## DATA EXTRACT
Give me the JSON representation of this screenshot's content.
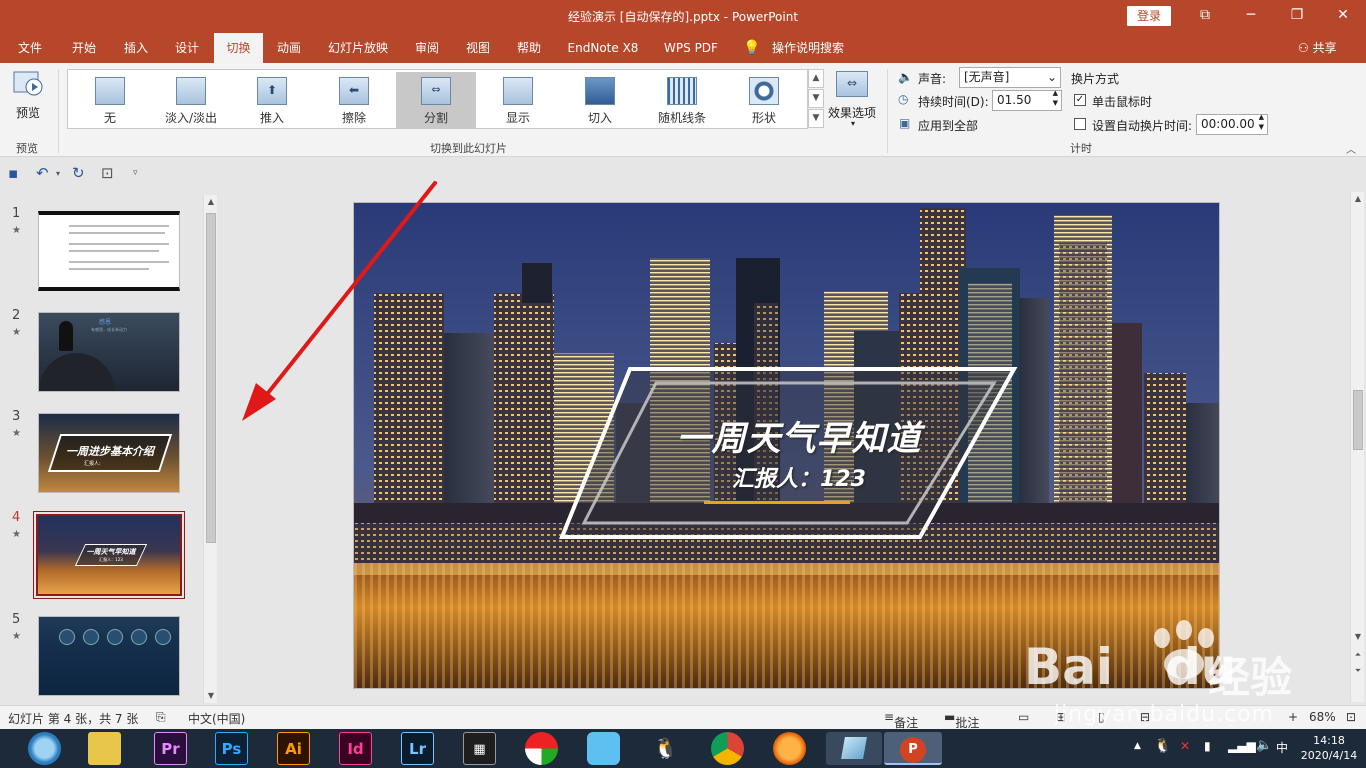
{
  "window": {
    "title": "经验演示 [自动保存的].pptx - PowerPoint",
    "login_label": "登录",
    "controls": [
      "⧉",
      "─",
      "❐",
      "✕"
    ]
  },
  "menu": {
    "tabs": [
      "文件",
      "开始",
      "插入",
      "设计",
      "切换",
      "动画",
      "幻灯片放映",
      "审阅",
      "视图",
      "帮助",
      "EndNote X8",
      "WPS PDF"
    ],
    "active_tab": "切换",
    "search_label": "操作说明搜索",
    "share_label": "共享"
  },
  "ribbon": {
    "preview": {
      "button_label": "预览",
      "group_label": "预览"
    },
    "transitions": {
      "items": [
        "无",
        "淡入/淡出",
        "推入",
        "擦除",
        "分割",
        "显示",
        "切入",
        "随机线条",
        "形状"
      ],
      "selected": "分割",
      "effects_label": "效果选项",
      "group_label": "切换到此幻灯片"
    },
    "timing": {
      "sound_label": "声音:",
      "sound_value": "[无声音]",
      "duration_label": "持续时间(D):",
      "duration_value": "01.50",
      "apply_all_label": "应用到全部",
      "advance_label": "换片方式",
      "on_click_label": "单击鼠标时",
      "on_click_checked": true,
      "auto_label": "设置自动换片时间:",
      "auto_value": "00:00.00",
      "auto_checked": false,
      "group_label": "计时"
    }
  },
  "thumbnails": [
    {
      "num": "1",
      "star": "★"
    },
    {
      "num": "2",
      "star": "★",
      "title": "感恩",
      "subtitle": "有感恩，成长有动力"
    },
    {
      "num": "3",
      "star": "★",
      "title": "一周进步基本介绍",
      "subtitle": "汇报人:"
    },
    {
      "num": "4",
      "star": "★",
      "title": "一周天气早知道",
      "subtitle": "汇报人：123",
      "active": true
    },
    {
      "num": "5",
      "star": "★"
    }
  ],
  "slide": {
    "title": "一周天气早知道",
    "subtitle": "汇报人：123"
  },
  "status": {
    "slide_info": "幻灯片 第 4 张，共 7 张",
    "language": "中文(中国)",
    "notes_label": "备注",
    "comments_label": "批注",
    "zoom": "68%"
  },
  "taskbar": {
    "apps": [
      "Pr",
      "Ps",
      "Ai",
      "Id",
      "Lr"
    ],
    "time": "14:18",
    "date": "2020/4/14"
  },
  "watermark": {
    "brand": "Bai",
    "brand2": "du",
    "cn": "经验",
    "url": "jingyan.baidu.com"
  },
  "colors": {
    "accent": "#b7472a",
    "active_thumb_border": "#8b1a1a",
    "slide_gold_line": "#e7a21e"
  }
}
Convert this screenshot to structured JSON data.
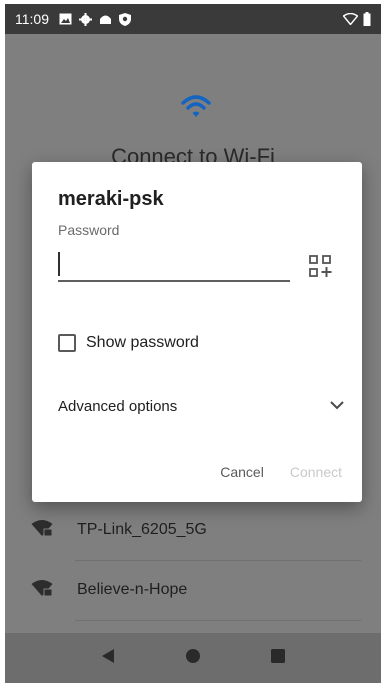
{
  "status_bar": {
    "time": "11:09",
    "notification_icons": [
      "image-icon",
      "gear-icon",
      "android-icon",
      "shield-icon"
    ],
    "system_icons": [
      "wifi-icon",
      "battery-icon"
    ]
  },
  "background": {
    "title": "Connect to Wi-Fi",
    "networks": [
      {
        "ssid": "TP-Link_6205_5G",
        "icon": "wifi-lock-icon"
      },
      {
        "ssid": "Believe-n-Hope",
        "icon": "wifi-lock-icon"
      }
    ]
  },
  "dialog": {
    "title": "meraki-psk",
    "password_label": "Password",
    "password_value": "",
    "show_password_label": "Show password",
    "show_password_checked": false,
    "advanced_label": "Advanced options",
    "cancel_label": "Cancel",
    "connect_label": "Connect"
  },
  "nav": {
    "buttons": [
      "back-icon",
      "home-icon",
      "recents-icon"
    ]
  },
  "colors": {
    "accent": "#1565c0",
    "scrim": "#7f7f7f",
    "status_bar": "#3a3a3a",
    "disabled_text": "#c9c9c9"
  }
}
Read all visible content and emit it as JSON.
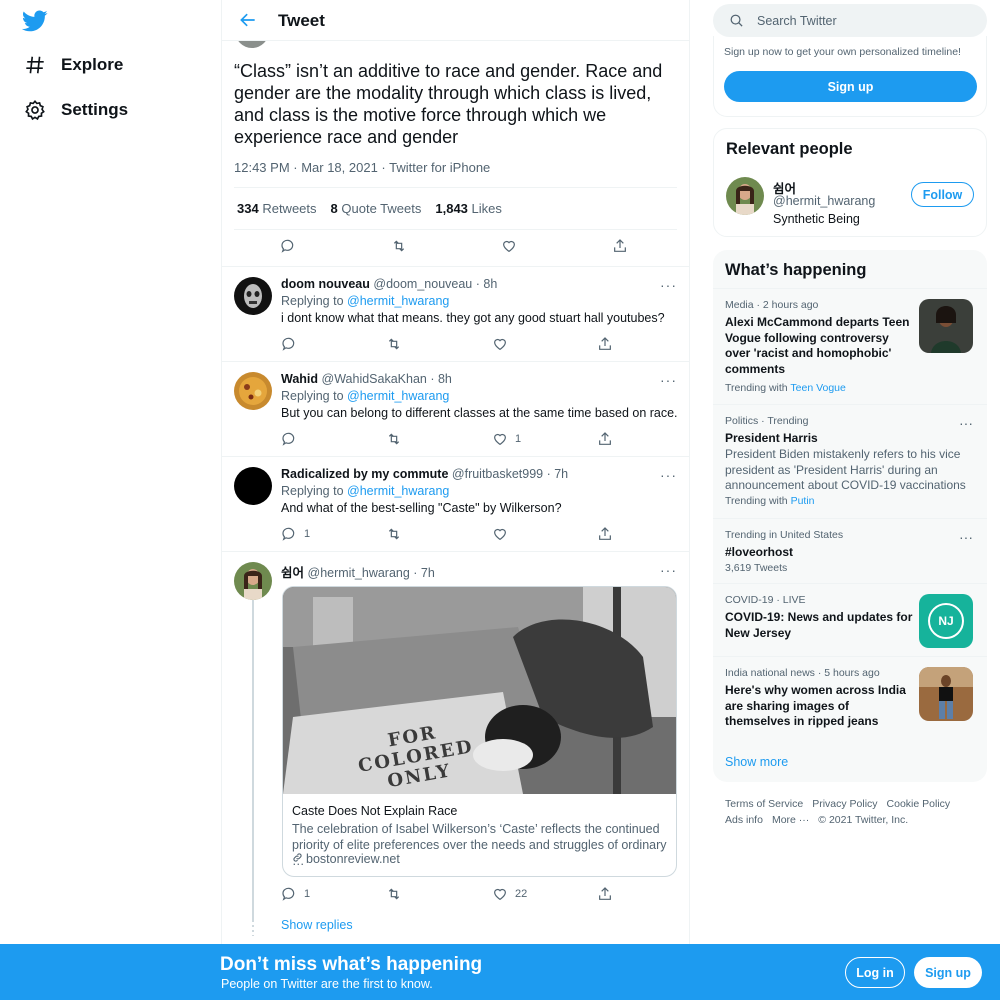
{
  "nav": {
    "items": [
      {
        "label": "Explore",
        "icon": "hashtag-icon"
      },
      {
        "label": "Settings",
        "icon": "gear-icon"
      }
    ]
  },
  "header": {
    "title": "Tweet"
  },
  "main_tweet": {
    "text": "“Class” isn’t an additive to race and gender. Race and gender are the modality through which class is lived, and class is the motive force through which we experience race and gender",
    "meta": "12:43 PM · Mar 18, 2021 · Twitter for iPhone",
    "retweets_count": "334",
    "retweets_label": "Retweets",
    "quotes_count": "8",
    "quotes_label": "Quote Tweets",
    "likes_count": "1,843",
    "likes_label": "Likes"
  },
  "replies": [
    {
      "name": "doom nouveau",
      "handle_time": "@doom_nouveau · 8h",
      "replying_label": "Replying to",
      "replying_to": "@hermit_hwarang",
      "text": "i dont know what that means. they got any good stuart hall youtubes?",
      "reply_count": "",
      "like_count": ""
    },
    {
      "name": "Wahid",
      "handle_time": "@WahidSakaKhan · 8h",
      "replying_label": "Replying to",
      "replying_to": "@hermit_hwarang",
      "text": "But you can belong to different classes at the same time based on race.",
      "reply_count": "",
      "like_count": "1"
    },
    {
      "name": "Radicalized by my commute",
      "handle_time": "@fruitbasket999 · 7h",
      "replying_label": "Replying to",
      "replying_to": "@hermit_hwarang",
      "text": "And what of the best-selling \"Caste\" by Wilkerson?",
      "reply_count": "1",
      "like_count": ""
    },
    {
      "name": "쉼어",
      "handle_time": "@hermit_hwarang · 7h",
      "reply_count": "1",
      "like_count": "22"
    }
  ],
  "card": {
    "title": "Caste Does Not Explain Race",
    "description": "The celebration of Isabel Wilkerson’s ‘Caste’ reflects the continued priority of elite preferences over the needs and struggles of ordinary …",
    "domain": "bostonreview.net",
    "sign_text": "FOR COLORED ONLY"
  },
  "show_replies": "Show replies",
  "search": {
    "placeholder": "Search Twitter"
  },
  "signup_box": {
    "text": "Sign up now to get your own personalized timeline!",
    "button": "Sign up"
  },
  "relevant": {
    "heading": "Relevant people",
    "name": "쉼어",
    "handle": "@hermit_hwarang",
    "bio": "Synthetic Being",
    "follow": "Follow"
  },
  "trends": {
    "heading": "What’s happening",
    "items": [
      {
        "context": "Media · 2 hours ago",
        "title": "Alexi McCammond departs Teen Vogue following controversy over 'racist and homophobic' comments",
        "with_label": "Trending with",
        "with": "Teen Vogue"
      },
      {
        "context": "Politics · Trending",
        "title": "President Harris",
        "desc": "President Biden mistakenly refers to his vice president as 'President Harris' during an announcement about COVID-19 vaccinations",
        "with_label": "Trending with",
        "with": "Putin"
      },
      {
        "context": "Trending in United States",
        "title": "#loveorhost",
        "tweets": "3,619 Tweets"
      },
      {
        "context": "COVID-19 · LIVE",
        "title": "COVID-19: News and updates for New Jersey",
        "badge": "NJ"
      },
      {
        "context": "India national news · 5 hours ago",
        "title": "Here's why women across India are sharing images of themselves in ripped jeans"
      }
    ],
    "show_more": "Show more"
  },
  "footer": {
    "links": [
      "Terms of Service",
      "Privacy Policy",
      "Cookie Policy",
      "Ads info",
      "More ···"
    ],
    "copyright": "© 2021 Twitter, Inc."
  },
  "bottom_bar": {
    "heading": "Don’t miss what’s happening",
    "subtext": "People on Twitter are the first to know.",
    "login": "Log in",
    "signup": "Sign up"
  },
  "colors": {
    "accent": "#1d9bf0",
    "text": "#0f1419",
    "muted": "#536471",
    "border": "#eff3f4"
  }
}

## STATED PROBLEM
Images must not appear in the copy; reproduce everything else in the records verbatim.

## SOLUTION TO THIS PROBLEM
Give me the JSON representation of this screenshot's content.
{
  "window": {
    "title": "经验演示 [自动保存的].pptx - PowerPoint",
    "login_label": "登录",
    "controls": [
      "⧉",
      "─",
      "❐",
      "✕"
    ]
  },
  "menu": {
    "tabs": [
      "文件",
      "开始",
      "插入",
      "设计",
      "切换",
      "动画",
      "幻灯片放映",
      "审阅",
      "视图",
      "帮助",
      "EndNote X8",
      "WPS PDF"
    ],
    "active_tab": "切换",
    "search_label": "操作说明搜索",
    "share_label": "共享"
  },
  "ribbon": {
    "preview": {
      "button_label": "预览",
      "group_label": "预览"
    },
    "transitions": {
      "items": [
        "无",
        "淡入/淡出",
        "推入",
        "擦除",
        "分割",
        "显示",
        "切入",
        "随机线条",
        "形状"
      ],
      "selected": "分割",
      "effects_label": "效果选项",
      "group_label": "切换到此幻灯片"
    },
    "timing": {
      "sound_label": "声音:",
      "sound_value": "[无声音]",
      "duration_label": "持续时间(D):",
      "duration_value": "01.50",
      "apply_all_label": "应用到全部",
      "advance_label": "换片方式",
      "on_click_label": "单击鼠标时",
      "on_click_checked": true,
      "auto_label": "设置自动换片时间:",
      "auto_value": "00:00.00",
      "auto_checked": false,
      "group_label": "计时"
    }
  },
  "thumbnails": [
    {
      "num": "1",
      "star": "★"
    },
    {
      "num": "2",
      "star": "★",
      "title": "感恩",
      "subtitle": "有感恩，成长有动力"
    },
    {
      "num": "3",
      "star": "★",
      "title": "一周进步基本介绍",
      "subtitle": "汇报人:"
    },
    {
      "num": "4",
      "star": "★",
      "title": "一周天气早知道",
      "subtitle": "汇报人：123",
      "active": true
    },
    {
      "num": "5",
      "star": "★"
    }
  ],
  "slide": {
    "title": "一周天气早知道",
    "subtitle": "汇报人：123"
  },
  "status": {
    "slide_info": "幻灯片 第 4 张，共 7 张",
    "language": "中文(中国)",
    "notes_label": "备注",
    "comments_label": "批注",
    "zoom": "68%"
  },
  "taskbar": {
    "apps": [
      "Pr",
      "Ps",
      "Ai",
      "Id",
      "Lr"
    ],
    "time": "14:18",
    "date": "2020/4/14"
  },
  "watermark": {
    "brand": "Bai",
    "brand2": "du",
    "cn": "经验",
    "url": "jingyan.baidu.com"
  },
  "colors": {
    "accent": "#b7472a",
    "active_thumb_border": "#8b1a1a",
    "slide_gold_line": "#e7a21e"
  }
}
Convert this screenshot to structured JSON data.
{
  "status_bar": {
    "time": "11:09",
    "notification_icons": [
      "image-icon",
      "gear-icon",
      "android-icon",
      "shield-icon"
    ],
    "system_icons": [
      "wifi-icon",
      "battery-icon"
    ]
  },
  "background": {
    "title": "Connect to Wi-Fi",
    "networks": [
      {
        "ssid": "TP-Link_6205_5G",
        "icon": "wifi-lock-icon"
      },
      {
        "ssid": "Believe-n-Hope",
        "icon": "wifi-lock-icon"
      }
    ]
  },
  "dialog": {
    "title": "meraki-psk",
    "password_label": "Password",
    "password_value": "",
    "show_password_label": "Show password",
    "show_password_checked": false,
    "advanced_label": "Advanced options",
    "cancel_label": "Cancel",
    "connect_label": "Connect"
  },
  "nav": {
    "buttons": [
      "back-icon",
      "home-icon",
      "recents-icon"
    ]
  },
  "colors": {
    "accent": "#1565c0",
    "scrim": "#7f7f7f",
    "status_bar": "#3a3a3a",
    "disabled_text": "#c9c9c9"
  }
}
Read all visible content and emit it as JSON.
{
  "nav": {
    "items": [
      {
        "label": "Explore",
        "icon": "hashtag-icon"
      },
      {
        "label": "Settings",
        "icon": "gear-icon"
      }
    ]
  },
  "header": {
    "title": "Tweet"
  },
  "main_tweet": {
    "text": "“Class” isn’t an additive to race and gender. Race and gender are the modality through which class is lived, and class is the motive force through which we experience race and gender",
    "meta": "12:43 PM · Mar 18, 2021 · Twitter for iPhone",
    "retweets_count": "334",
    "retweets_label": "Retweets",
    "quotes_count": "8",
    "quotes_label": "Quote Tweets",
    "likes_count": "1,843",
    "likes_label": "Likes"
  },
  "replies": [
    {
      "name": "doom nouveau",
      "handle_time": "@doom_nouveau · 8h",
      "replying_label": "Replying to",
      "replying_to": "@hermit_hwarang",
      "text": "i dont know what that means. they got any good stuart hall youtubes?",
      "reply_count": "",
      "like_count": ""
    },
    {
      "name": "Wahid",
      "handle_time": "@WahidSakaKhan · 8h",
      "replying_label": "Replying to",
      "replying_to": "@hermit_hwarang",
      "text": "But you can belong to different classes at the same time based on race.",
      "reply_count": "",
      "like_count": "1"
    },
    {
      "name": "Radicalized by my commute",
      "handle_time": "@fruitbasket999 · 7h",
      "replying_label": "Replying to",
      "replying_to": "@hermit_hwarang",
      "text": "And what of the best-selling \"Caste\" by Wilkerson?",
      "reply_count": "1",
      "like_count": ""
    },
    {
      "name": "쉼어",
      "handle_time": "@hermit_hwarang · 7h",
      "reply_count": "1",
      "like_count": "22"
    }
  ],
  "card": {
    "title": "Caste Does Not Explain Race",
    "description": "The celebration of Isabel Wilkerson’s ‘Caste’ reflects the continued priority of elite preferences over the needs and struggles of ordinary …",
    "domain": "bostonreview.net",
    "sign_text": "FOR COLORED ONLY"
  },
  "show_replies": "Show replies",
  "search": {
    "placeholder": "Search Twitter"
  },
  "signup_box": {
    "text": "Sign up now to get your own personalized timeline!",
    "button": "Sign up"
  },
  "relevant": {
    "heading": "Relevant people",
    "name": "쉼어",
    "handle": "@hermit_hwarang",
    "bio": "Synthetic Being",
    "follow": "Follow"
  },
  "trends": {
    "heading": "What’s happening",
    "items": [
      {
        "context": "Media · 2 hours ago",
        "title": "Alexi McCammond departs Teen Vogue following controversy over 'racist and homophobic' comments",
        "with_label": "Trending with",
        "with": "Teen Vogue"
      },
      {
        "context": "Politics · Trending",
        "title": "President Harris",
        "desc": "President Biden mistakenly refers to his vice president as 'President Harris' during an announcement about COVID-19 vaccinations",
        "with_label": "Trending with",
        "with": "Putin"
      },
      {
        "context": "Trending in United States",
        "title": "#loveorhost",
        "tweets": "3,619 Tweets"
      },
      {
        "context": "COVID-19 · LIVE",
        "title": "COVID-19: News and updates for New Jersey",
        "badge": "NJ"
      },
      {
        "context": "India national news · 5 hours ago",
        "title": "Here's why women across India are sharing images of themselves in ripped jeans"
      }
    ],
    "show_more": "Show more"
  },
  "footer": {
    "links": [
      "Terms of Service",
      "Privacy Policy",
      "Cookie Policy",
      "Ads info",
      "More ···"
    ],
    "copyright": "© 2021 Twitter, Inc."
  },
  "bottom_bar": {
    "heading": "Don’t miss what’s happening",
    "subtext": "People on Twitter are the first to know.",
    "login": "Log in",
    "signup": "Sign up"
  },
  "colors": {
    "accent": "#1d9bf0",
    "text": "#0f1419",
    "muted": "#536471",
    "border": "#eff3f4"
  }
}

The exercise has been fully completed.